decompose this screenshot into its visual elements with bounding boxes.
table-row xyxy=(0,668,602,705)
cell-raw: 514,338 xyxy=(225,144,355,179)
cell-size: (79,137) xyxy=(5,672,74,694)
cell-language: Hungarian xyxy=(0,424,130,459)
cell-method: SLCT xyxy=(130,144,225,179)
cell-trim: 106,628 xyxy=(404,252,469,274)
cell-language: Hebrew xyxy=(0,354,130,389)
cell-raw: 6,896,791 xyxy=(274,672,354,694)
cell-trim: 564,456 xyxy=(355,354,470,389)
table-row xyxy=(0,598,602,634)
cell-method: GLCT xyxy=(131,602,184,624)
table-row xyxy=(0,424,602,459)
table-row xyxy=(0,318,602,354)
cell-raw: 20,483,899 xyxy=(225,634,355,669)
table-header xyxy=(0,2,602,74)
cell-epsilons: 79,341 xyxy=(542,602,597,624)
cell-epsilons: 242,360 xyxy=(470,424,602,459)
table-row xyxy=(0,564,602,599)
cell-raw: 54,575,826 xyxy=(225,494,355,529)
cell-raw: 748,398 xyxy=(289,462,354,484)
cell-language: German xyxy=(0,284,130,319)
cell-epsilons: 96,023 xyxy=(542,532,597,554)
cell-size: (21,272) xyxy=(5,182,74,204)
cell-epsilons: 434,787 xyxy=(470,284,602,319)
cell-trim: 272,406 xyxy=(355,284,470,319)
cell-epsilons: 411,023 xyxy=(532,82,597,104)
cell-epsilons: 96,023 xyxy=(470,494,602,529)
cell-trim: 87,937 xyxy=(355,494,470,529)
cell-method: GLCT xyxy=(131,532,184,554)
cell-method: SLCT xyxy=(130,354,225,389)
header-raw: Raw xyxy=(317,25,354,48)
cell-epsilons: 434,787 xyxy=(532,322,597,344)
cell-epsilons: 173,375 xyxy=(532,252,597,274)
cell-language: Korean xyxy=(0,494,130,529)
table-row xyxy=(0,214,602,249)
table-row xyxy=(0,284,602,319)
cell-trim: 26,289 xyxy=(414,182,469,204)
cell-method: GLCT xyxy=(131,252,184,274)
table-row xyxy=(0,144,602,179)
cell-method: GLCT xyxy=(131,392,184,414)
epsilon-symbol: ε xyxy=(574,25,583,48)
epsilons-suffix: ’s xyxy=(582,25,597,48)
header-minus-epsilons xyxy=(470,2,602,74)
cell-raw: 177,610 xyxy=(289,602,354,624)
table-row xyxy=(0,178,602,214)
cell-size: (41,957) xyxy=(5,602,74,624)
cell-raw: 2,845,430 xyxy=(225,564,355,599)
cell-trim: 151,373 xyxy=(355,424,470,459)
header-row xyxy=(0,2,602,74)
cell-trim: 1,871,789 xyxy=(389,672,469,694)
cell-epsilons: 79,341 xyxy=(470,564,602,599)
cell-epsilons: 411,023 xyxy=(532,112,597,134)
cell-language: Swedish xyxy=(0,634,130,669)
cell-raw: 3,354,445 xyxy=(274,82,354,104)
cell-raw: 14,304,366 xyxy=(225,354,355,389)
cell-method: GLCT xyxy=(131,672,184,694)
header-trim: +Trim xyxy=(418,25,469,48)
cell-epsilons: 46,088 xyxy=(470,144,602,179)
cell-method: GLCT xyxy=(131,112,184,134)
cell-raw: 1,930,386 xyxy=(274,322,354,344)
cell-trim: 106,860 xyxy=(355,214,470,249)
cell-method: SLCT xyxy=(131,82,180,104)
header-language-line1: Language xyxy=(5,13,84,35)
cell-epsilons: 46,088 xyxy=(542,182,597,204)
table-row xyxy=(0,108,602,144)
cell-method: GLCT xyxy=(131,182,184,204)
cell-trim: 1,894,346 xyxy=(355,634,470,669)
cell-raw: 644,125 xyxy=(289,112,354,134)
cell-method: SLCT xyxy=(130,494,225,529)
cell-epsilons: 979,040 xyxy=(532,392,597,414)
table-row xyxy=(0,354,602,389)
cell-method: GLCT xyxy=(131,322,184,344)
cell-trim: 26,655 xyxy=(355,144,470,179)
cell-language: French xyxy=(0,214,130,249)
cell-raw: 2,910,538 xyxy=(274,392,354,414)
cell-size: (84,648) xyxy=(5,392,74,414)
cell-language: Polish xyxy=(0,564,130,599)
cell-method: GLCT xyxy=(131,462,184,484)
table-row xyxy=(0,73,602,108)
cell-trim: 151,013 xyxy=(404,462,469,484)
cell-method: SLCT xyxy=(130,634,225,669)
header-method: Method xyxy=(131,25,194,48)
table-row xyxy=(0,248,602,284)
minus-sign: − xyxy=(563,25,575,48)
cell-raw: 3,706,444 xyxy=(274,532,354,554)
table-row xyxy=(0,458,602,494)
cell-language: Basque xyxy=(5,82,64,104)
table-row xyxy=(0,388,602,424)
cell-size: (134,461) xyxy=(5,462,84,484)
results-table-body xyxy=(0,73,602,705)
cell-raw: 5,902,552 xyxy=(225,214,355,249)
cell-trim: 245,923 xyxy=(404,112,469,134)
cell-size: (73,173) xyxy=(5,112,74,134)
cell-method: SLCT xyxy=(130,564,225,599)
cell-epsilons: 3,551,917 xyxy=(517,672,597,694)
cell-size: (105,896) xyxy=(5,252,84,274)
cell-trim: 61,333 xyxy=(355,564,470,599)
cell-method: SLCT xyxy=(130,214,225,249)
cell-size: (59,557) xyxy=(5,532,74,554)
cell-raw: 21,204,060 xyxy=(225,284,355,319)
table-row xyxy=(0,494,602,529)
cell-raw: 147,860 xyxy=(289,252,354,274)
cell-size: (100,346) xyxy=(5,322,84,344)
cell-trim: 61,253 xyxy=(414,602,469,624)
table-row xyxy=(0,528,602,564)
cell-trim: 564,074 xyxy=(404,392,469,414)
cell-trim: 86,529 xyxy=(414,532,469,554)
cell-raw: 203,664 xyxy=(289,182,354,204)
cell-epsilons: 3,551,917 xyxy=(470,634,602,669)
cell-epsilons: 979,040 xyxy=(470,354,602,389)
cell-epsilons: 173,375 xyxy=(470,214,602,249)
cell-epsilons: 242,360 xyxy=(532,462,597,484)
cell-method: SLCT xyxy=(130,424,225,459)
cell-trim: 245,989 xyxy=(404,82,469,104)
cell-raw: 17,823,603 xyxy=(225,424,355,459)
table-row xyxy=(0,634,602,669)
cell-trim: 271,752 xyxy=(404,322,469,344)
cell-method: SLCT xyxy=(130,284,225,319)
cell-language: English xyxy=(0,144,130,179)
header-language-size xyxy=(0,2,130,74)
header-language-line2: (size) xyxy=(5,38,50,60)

★ ★ ★

What you have to do: Can you rewrite all the lines above as a numbered list, leaving out any blank lines?

Answer for this exercise:
1. decompose this screenshot into its visual elements with bounding boxes.
2. table-row xyxy=(0,668,602,705)
3. cell-raw: 514,338 xyxy=(225,144,355,179)
4. cell-size: (79,137) xyxy=(5,672,74,694)
5. cell-language: Hungarian xyxy=(0,424,130,459)
6. cell-method: SLCT xyxy=(130,144,225,179)
7. cell-trim: 106,628 xyxy=(404,252,469,274)
8. cell-language: Hebrew xyxy=(0,354,130,389)
9. cell-raw: 6,896,791 xyxy=(274,672,354,694)
10. cell-trim: 564,456 xyxy=(355,354,470,389)
11. table-row xyxy=(0,598,602,634)
12. cell-method: GLCT xyxy=(131,602,184,624)
13. table-row xyxy=(0,424,602,459)
14. table-row xyxy=(0,318,602,354)
15. cell-raw: 20,483,899 xyxy=(225,634,355,669)
16. table-header xyxy=(0,2,602,74)
17. cell-epsilons: 79,341 xyxy=(542,602,597,624)
18. cell-epsilons: 242,360 xyxy=(470,424,602,459)
19. table-row xyxy=(0,564,602,599)
20. cell-raw: 54,575,826 xyxy=(225,494,355,529)
21. cell-raw: 748,398 xyxy=(289,462,354,484)
22. cell-language: German xyxy=(0,284,130,319)
23. cell-epsilons: 96,023 xyxy=(542,532,597,554)
24. cell-size: (21,272) xyxy=(5,182,74,204)
25. cell-epsilons: 434,787 xyxy=(470,284,602,319)
26. cell-trim: 272,406 xyxy=(355,284,470,319)
27. cell-epsilons: 411,023 xyxy=(532,82,597,104)
28. cell-epsilons: 96,023 xyxy=(470,494,602,529)
29. cell-trim: 87,937 xyxy=(355,494,470,529)
30. cell-method: GLCT xyxy=(131,532,184,554)
31. cell-method: SLCT xyxy=(130,354,225,389)
32. header-raw: Raw xyxy=(317,25,354,48)
33. cell-epsilons: 434,787 xyxy=(532,322,597,344)
34. cell-epsilons: 173,375 xyxy=(532,252,597,274)
35. cell-language: Korean xyxy=(0,494,130,529)
36. table-row xyxy=(0,214,602,249)
37. table-row xyxy=(0,284,602,319)
38. cell-trim: 26,289 xyxy=(414,182,469,204)
39. cell-method: GLCT xyxy=(131,252,184,274)
40. table-row xyxy=(0,144,602,179)
41. cell-method: GLCT xyxy=(131,392,184,414)
42. epsilon-symbol: ε xyxy=(574,25,583,48)
43. epsilons-suffix: ’s xyxy=(582,25,597,48)
44. header-minus-epsilons xyxy=(470,2,602,74)
45. cell-raw: 177,610 xyxy=(289,602,354,624)
46. table-row xyxy=(0,178,602,214)
47. cell-size: (41,957) xyxy=(5,602,74,624)
48. cell-raw: 2,845,430 xyxy=(225,564,355,599)
49. cell-trim: 151,373 xyxy=(355,424,470,459)
50. header-row xyxy=(0,2,602,74)
51. cell-trim: 1,871,789 xyxy=(389,672,469,694)
52. cell-epsilons: 79,341 xyxy=(470,564,602,599)
53. cell-epsilons: 411,023 xyxy=(532,112,597,134)
54. cell-language: Swedish xyxy=(0,634,130,669)
55. cell-raw: 3,354,445 xyxy=(274,82,354,104)
56. cell-raw: 14,304,366 xyxy=(225,354,355,389)
57. cell-method: GLCT xyxy=(131,672,184,694)
58. header-trim: +Trim xyxy=(418,25,469,48)
59. cell-epsilons: 46,088 xyxy=(470,144,602,179)
60. cell-method: GLCT xyxy=(131,112,184,134)
61. cell-raw: 1,930,386 xyxy=(274,322,354,344)
62. cell-trim: 106,860 xyxy=(355,214,470,249)
63. cell-method: SLCT xyxy=(131,82,180,104)
64. header-language-line1: Language xyxy=(5,13,84,35)
65. cell-epsilons: 46,088 xyxy=(542,182,597,204)
66. table-row xyxy=(0,108,602,144)
67. cell-method: GLCT xyxy=(131,182,184,204)
68. cell-trim: 1,894,346 xyxy=(355,634,470,669)
69. cell-raw: 644,125 xyxy=(289,112,354,134)
70. cell-method: SLCT xyxy=(130,494,225,529)
71. cell-epsilons: 979,040 xyxy=(532,392,597,414)
72. table-row xyxy=(0,354,602,389)
73. cell-method: GLCT xyxy=(131,322,184,344)
74. cell-trim: 26,655 xyxy=(355,144,470,179)
75. cell-language: French xyxy=(0,214,130,249)
76. cell-raw: 2,910,538 xyxy=(274,392,354,414)
77. cell-size: (84,648) xyxy=(5,392,74,414)
78. cell-language: Polish xyxy=(0,564,130,599)
79. cell-method: GLCT xyxy=(131,462,184,484)
80. table-row xyxy=(0,73,602,108)
81. cell-trim: 151,013 xyxy=(404,462,469,484)
82. cell-method: SLCT xyxy=(130,634,225,669)
83. header-method: Method xyxy=(131,25,194,48)
84. table-row xyxy=(0,248,602,284)
85. minus-sign: − xyxy=(563,25,575,48)
86. cell-raw: 3,706,444 xyxy=(274,532,354,554)
87. table-row xyxy=(0,458,602,494)
88. cell-language: Basque xyxy=(5,82,64,104)
89. table-row xyxy=(0,388,602,424)
90. cell-size: (134,461) xyxy=(5,462,84,484)
91. results-table-body xyxy=(0,73,602,705)
92. cell-raw: 5,902,552 xyxy=(225,214,355,249)
93. cell-trim: 245,923 xyxy=(404,112,469,134)
94. cell-size: (73,173) xyxy=(5,112,74,134)
95. cell-method: SLCT xyxy=(130,564,225,599)
96. cell-epsilons: 3,551,917 xyxy=(517,672,597,694)
97. cell-size: (105,896) xyxy=(5,252,84,274)
98. cell-trim: 61,333 xyxy=(355,564,470,599)
99. cell-method: SLCT xyxy=(130,214,225,249)
100. cell-size: (59,557) xyxy=(5,532,74,554)
101. cell-raw: 21,204,060 xyxy=(225,284,355,319)
102. table-row xyxy=(0,494,602,529)
103. cell-raw: 147,860 xyxy=(289,252,354,274)
104. cell-size: (100,346) xyxy=(5,322,84,344)
105. cell-trim: 61,253 xyxy=(414,602,469,624)
106. table-row xyxy=(0,528,602,564)
107. cell-trim: 564,074 xyxy=(404,392,469,414)
108. cell-trim: 86,529 xyxy=(414,532,469,554)
109. cell-raw: 203,664 xyxy=(289,182,354,204)
110. cell-epsilons: 3,551,917 xyxy=(470,634,602,669)
111. cell-epsilons: 979,040 xyxy=(470,354,602,389)
112. cell-epsilons: 173,375 xyxy=(470,214,602,249)
113. cell-epsilons: 242,360 xyxy=(532,462,597,484)
114. cell-method: SLCT xyxy=(130,424,225,459)
115. cell-trim: 245,989 xyxy=(404,82,469,104)
116. cell-raw: 17,823,603 xyxy=(225,424,355,459)
117. table-row xyxy=(0,634,602,669)
118. cell-trim: 271,752 xyxy=(404,322,469,344)
119. cell-method: SLCT xyxy=(130,284,225,319)
120. cell-language: English xyxy=(0,144,130,179)
121. header-language-size xyxy=(0,2,130,74)
122. header-language-line2: (size) xyxy=(5,38,50,60)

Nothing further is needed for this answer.